[Data tied to figure images]
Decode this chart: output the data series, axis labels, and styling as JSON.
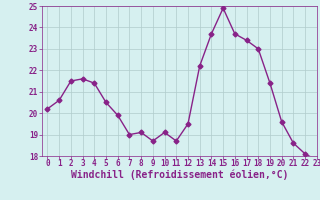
{
  "x": [
    0,
    1,
    2,
    3,
    4,
    5,
    6,
    7,
    8,
    9,
    10,
    11,
    12,
    13,
    14,
    15,
    16,
    17,
    18,
    19,
    20,
    21,
    22,
    23
  ],
  "y": [
    20.2,
    20.6,
    21.5,
    21.6,
    21.4,
    20.5,
    19.9,
    19.0,
    19.1,
    18.7,
    19.1,
    18.7,
    19.5,
    22.2,
    23.7,
    24.9,
    23.7,
    23.4,
    23.0,
    21.4,
    19.6,
    18.6,
    18.1,
    17.8
  ],
  "line_color": "#882288",
  "marker": "D",
  "marker_size": 2.5,
  "bg_color": "#d6f0f0",
  "grid_color": "#b0cccc",
  "xlabel": "Windchill (Refroidissement éolien,°C)",
  "xlabel_color": "#882288",
  "ylim": [
    18,
    25
  ],
  "xlim": [
    -0.5,
    23
  ],
  "yticks": [
    18,
    19,
    20,
    21,
    22,
    23,
    24,
    25
  ],
  "xticks": [
    0,
    1,
    2,
    3,
    4,
    5,
    6,
    7,
    8,
    9,
    10,
    11,
    12,
    13,
    14,
    15,
    16,
    17,
    18,
    19,
    20,
    21,
    22,
    23
  ],
  "tick_color": "#882288",
  "tick_fontsize": 5.5,
  "xlabel_fontsize": 7.0,
  "linewidth": 1.0
}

> _DESCRIPTION OF THE TASK_: Repeat each record exactly, with the pictures left out.

> _OUTPUT OF THE EXERCISE_:
Decode this chart: output the data series, axis labels, and styling as JSON.
{
  "x": [
    0,
    1,
    2,
    3,
    4,
    5,
    6,
    7,
    8,
    9,
    10,
    11,
    12,
    13,
    14,
    15,
    16,
    17,
    18,
    19,
    20,
    21,
    22,
    23
  ],
  "y": [
    20.2,
    20.6,
    21.5,
    21.6,
    21.4,
    20.5,
    19.9,
    19.0,
    19.1,
    18.7,
    19.1,
    18.7,
    19.5,
    22.2,
    23.7,
    24.9,
    23.7,
    23.4,
    23.0,
    21.4,
    19.6,
    18.6,
    18.1,
    17.8
  ],
  "line_color": "#882288",
  "marker": "D",
  "marker_size": 2.5,
  "bg_color": "#d6f0f0",
  "grid_color": "#b0cccc",
  "xlabel": "Windchill (Refroidissement éolien,°C)",
  "xlabel_color": "#882288",
  "ylim": [
    18,
    25
  ],
  "xlim": [
    -0.5,
    23
  ],
  "yticks": [
    18,
    19,
    20,
    21,
    22,
    23,
    24,
    25
  ],
  "xticks": [
    0,
    1,
    2,
    3,
    4,
    5,
    6,
    7,
    8,
    9,
    10,
    11,
    12,
    13,
    14,
    15,
    16,
    17,
    18,
    19,
    20,
    21,
    22,
    23
  ],
  "tick_color": "#882288",
  "tick_fontsize": 5.5,
  "xlabel_fontsize": 7.0,
  "linewidth": 1.0
}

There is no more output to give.